* Written task
Rewrite the items from the start through the line containing "503, 1040, 528]", replacing "bounding box" with "enclosing rectangle" and leaving everything else as it is.
* start Input rows *
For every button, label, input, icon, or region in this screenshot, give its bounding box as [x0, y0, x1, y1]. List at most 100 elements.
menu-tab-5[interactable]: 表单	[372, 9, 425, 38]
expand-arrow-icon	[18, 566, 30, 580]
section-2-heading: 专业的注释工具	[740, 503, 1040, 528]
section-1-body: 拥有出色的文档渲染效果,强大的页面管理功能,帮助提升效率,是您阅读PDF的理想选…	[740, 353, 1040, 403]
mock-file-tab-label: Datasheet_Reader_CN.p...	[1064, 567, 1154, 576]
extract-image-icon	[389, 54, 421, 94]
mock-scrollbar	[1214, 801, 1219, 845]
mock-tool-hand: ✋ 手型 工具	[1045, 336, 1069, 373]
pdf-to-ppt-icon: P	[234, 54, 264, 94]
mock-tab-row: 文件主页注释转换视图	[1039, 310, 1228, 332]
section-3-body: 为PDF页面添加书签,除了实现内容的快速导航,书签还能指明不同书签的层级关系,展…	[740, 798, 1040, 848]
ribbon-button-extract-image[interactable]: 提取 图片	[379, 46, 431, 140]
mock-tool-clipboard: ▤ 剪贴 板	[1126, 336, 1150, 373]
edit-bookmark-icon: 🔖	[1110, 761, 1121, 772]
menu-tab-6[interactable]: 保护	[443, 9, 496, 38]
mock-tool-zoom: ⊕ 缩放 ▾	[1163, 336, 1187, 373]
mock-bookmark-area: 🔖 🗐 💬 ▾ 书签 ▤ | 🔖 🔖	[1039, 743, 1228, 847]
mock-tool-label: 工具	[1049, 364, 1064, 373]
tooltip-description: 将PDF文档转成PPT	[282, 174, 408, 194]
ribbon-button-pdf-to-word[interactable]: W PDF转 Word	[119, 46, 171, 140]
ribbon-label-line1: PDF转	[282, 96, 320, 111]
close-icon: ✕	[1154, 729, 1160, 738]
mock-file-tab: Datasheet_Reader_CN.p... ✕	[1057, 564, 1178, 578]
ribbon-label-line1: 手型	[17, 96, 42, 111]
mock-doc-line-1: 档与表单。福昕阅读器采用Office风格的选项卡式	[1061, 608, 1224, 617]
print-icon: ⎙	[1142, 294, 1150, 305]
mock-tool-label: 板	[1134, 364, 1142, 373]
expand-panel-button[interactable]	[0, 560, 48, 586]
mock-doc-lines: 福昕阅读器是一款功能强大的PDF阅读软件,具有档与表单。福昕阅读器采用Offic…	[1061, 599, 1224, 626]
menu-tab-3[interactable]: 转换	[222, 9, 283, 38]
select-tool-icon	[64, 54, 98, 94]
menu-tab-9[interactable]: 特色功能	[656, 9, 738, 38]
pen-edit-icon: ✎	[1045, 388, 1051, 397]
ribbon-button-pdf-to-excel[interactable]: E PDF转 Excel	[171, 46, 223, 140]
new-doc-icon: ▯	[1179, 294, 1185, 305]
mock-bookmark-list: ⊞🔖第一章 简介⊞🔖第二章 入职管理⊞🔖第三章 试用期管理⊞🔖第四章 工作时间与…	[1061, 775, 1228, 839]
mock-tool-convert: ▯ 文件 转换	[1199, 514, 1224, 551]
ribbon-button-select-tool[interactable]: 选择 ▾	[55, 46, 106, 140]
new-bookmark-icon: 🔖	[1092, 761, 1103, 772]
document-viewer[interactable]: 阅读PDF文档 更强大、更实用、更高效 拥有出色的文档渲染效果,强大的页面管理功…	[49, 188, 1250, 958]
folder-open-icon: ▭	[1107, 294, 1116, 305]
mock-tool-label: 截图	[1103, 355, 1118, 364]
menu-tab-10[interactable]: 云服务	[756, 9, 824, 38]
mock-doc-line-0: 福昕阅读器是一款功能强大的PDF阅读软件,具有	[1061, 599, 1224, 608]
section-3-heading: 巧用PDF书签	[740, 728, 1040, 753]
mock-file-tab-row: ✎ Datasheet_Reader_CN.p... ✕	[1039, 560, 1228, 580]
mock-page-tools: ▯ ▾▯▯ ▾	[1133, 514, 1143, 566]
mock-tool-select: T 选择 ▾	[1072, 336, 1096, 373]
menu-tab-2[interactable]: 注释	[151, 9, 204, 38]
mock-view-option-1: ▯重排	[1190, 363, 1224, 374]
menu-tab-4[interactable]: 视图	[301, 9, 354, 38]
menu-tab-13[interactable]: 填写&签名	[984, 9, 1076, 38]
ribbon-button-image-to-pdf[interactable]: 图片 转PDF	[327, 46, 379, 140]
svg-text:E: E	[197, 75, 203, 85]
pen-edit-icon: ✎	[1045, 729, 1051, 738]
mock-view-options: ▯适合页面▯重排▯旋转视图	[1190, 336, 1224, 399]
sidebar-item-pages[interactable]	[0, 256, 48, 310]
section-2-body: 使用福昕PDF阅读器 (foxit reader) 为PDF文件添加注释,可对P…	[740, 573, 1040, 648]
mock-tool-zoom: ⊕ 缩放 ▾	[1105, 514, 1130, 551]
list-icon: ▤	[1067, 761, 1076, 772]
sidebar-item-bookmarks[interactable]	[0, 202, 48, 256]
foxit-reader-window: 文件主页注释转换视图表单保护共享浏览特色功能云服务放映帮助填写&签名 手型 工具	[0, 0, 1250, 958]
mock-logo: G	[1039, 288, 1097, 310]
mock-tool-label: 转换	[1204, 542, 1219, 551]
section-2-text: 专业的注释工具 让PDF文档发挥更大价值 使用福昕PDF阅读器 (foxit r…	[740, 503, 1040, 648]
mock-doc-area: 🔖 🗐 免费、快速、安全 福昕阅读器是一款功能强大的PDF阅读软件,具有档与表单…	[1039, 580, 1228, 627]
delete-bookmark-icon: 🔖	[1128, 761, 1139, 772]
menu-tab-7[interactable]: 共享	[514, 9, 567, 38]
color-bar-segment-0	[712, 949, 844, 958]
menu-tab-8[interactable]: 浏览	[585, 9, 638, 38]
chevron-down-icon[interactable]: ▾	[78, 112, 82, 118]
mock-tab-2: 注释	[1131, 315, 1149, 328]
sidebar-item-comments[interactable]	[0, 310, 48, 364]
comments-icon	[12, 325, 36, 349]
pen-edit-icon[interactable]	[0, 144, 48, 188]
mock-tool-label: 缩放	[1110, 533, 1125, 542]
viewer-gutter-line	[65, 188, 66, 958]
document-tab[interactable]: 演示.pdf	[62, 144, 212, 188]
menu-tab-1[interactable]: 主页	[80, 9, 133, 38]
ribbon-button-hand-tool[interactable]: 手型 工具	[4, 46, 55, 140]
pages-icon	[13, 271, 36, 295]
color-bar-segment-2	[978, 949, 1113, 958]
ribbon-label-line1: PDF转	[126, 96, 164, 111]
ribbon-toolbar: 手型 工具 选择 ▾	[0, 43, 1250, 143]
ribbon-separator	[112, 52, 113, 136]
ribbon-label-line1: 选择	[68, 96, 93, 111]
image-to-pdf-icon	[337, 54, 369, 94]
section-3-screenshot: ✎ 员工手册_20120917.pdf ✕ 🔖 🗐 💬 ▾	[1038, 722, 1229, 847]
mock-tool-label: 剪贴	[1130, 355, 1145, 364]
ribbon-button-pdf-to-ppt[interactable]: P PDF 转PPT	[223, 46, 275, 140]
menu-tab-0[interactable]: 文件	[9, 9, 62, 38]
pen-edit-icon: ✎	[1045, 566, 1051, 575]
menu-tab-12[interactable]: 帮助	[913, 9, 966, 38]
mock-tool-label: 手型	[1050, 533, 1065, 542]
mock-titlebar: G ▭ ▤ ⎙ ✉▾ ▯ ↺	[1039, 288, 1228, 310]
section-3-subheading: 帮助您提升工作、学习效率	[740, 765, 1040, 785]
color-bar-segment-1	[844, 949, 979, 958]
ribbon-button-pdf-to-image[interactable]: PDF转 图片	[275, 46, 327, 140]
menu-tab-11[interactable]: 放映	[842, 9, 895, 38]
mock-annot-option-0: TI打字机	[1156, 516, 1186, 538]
* end Input rows *
* Result below
For every button, label, input, icon, or region in this screenshot, give its enclosing rectangle as [x0, y0, x1, y1]. List at most 100 elements.
menu-tab-5[interactable]: 表单	[372, 9, 425, 38]
expand-arrow-icon	[18, 566, 30, 580]
section-2-heading: 专业的注释工具	[740, 503, 1040, 528]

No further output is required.